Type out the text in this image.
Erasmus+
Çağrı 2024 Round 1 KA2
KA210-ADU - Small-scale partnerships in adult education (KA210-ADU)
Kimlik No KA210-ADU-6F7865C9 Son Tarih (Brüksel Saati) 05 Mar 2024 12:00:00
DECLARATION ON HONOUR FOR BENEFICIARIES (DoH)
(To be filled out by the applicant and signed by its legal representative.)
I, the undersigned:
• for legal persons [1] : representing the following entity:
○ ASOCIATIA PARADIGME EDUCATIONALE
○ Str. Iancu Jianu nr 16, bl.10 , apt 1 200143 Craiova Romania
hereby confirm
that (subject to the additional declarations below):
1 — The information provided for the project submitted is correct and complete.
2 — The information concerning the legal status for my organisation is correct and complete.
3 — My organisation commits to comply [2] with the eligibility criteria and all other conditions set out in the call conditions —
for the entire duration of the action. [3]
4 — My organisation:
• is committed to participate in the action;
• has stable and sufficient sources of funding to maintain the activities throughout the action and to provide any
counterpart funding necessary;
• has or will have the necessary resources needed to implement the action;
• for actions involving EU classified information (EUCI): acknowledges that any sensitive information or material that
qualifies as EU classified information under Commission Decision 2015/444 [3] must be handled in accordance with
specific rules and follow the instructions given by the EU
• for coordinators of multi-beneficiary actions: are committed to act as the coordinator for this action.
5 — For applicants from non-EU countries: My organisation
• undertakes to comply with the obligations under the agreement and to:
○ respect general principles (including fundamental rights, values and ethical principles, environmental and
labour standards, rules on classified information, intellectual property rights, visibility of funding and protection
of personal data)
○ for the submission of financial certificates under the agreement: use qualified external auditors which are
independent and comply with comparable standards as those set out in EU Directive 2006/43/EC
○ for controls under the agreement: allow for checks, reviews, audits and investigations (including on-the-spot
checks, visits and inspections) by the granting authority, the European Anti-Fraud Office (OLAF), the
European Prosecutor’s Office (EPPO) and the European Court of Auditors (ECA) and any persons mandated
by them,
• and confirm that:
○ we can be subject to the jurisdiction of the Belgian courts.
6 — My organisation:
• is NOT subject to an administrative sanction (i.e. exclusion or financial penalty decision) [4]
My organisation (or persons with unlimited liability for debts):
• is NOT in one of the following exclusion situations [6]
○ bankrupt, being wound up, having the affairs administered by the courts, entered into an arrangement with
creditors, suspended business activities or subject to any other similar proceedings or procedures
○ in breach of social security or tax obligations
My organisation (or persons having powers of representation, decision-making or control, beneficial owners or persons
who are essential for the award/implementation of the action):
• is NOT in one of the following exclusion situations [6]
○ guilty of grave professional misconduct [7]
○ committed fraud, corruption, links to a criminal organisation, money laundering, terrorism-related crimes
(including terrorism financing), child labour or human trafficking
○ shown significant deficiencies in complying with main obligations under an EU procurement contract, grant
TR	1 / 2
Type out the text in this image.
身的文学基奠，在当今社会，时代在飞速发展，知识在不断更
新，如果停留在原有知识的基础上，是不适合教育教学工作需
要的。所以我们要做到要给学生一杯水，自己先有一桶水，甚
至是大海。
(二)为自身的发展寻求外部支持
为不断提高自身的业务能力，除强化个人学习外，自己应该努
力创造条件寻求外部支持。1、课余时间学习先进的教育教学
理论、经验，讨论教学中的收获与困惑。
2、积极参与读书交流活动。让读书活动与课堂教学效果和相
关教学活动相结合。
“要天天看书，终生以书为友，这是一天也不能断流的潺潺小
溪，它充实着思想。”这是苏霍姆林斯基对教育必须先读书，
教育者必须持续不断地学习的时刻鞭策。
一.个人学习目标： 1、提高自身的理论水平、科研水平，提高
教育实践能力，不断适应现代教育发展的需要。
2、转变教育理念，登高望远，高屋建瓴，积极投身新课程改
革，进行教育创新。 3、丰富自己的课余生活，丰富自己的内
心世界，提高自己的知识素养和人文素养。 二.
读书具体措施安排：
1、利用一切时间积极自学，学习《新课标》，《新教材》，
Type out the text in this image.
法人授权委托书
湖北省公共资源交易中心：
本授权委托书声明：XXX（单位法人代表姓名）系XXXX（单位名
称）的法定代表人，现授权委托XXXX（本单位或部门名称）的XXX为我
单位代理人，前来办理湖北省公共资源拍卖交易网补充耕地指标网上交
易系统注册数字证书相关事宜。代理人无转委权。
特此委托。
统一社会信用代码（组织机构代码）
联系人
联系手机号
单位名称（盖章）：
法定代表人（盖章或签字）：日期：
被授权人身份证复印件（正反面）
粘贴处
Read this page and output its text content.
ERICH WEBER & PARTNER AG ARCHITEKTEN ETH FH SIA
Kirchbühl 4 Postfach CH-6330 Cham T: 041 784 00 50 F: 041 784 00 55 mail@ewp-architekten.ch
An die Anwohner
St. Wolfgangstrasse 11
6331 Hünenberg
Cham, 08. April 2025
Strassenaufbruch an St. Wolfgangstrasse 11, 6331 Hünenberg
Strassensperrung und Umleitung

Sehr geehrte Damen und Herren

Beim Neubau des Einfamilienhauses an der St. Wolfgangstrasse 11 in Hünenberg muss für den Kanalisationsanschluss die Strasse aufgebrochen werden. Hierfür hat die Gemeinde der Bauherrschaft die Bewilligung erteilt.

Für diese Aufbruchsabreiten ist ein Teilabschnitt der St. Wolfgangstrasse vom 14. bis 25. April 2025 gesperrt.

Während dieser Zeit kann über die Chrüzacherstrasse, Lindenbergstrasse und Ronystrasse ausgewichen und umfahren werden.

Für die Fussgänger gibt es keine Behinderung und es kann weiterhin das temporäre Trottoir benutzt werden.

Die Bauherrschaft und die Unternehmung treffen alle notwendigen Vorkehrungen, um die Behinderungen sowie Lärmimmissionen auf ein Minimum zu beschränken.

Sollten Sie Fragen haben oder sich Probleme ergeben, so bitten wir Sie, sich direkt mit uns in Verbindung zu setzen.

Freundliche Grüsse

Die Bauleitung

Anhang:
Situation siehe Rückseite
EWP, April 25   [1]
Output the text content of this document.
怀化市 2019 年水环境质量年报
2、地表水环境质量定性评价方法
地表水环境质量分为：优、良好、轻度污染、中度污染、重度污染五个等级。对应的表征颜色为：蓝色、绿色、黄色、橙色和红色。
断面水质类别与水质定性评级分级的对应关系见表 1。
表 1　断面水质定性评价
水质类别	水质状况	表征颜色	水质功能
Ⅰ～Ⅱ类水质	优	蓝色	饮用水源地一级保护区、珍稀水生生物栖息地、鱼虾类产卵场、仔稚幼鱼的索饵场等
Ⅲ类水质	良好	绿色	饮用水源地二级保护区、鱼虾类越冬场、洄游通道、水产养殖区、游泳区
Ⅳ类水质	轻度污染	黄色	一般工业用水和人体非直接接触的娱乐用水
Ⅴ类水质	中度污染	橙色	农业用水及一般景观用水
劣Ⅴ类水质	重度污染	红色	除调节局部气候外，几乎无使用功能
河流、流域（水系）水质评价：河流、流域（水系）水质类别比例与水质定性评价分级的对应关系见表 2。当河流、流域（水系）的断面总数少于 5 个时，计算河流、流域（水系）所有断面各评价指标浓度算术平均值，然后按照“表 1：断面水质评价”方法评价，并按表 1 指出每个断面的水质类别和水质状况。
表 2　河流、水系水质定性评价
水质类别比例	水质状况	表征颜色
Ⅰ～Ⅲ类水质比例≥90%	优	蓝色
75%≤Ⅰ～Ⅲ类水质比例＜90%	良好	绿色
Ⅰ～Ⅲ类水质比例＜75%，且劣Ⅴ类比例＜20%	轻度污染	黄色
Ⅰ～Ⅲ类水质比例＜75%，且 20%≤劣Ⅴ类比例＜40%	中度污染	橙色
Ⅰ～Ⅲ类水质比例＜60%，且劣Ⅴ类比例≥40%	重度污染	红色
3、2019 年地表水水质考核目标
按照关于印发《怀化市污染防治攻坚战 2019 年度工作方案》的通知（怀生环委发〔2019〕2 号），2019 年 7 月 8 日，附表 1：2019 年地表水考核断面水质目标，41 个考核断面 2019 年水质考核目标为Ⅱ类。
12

▶ [EXERCISE DESCRIPTION]: With the line containing "Output the text content of this document." as the first and the last line of the records as the final one, print exactly the lines in that span.

▶ [THE COMPLETED TASK]:
Output the text content of this document.
怀化市 2019 年水环境质量年报
2、地表水环境质量定性评价方法
地表水环境质量分为：优、良好、轻度污染、中度污染、重度污染五个等级。对应的表征颜色为：蓝色、绿色、黄色、橙色和红色。
断面水质类别与水质定性评级分级的对应关系见表 1。
表 1　断面水质定性评价
水质类别	水质状况	表征颜色	水质功能
Ⅰ～Ⅱ类水质	优	蓝色	饮用水源地一级保护区、珍稀水生生物栖息地、鱼虾类产卵场、仔稚幼鱼的索饵场等
Ⅲ类水质	良好	绿色	饮用水源地二级保护区、鱼虾类越冬场、洄游通道、水产养殖区、游泳区
Ⅳ类水质	轻度污染	黄色	一般工业用水和人体非直接接触的娱乐用水
Ⅴ类水质	中度污染	橙色	农业用水及一般景观用水
劣Ⅴ类水质	重度污染	红色	除调节局部气候外，几乎无使用功能
河流、流域（水系）水质评价：河流、流域（水系）水质类别比例与水质定性评价分级的对应关系见表 2。当河流、流域（水系）的断面总数少于 5 个时，计算河流、流域（水系）所有断面各评价指标浓度算术平均值，然后按照“表 1：断面水质评价”方法评价，并按表 1 指出每个断面的水质类别和水质状况。
表 2　河流、水系水质定性评价
水质类别比例	水质状况	表征颜色
Ⅰ～Ⅲ类水质比例≥90%	优	蓝色
75%≤Ⅰ～Ⅲ类水质比例＜90%	良好	绿色
Ⅰ～Ⅲ类水质比例＜75%，且劣Ⅴ类比例＜20%	轻度污染	黄色
Ⅰ～Ⅲ类水质比例＜75%，且 20%≤劣Ⅴ类比例＜40%	中度污染	橙色
Ⅰ～Ⅲ类水质比例＜60%，且劣Ⅴ类比例≥40%	重度污染	红色
3、2019 年地表水水质考核目标
按照关于印发《怀化市污染防治攻坚战 2019 年度工作方案》的通知（怀生环委发〔2019〕2 号），2019 年 7 月 8 日，附表 1：2019 年地表水考核断面水质目标，41 个考核断面 2019 年水质考核目标为Ⅱ类。
12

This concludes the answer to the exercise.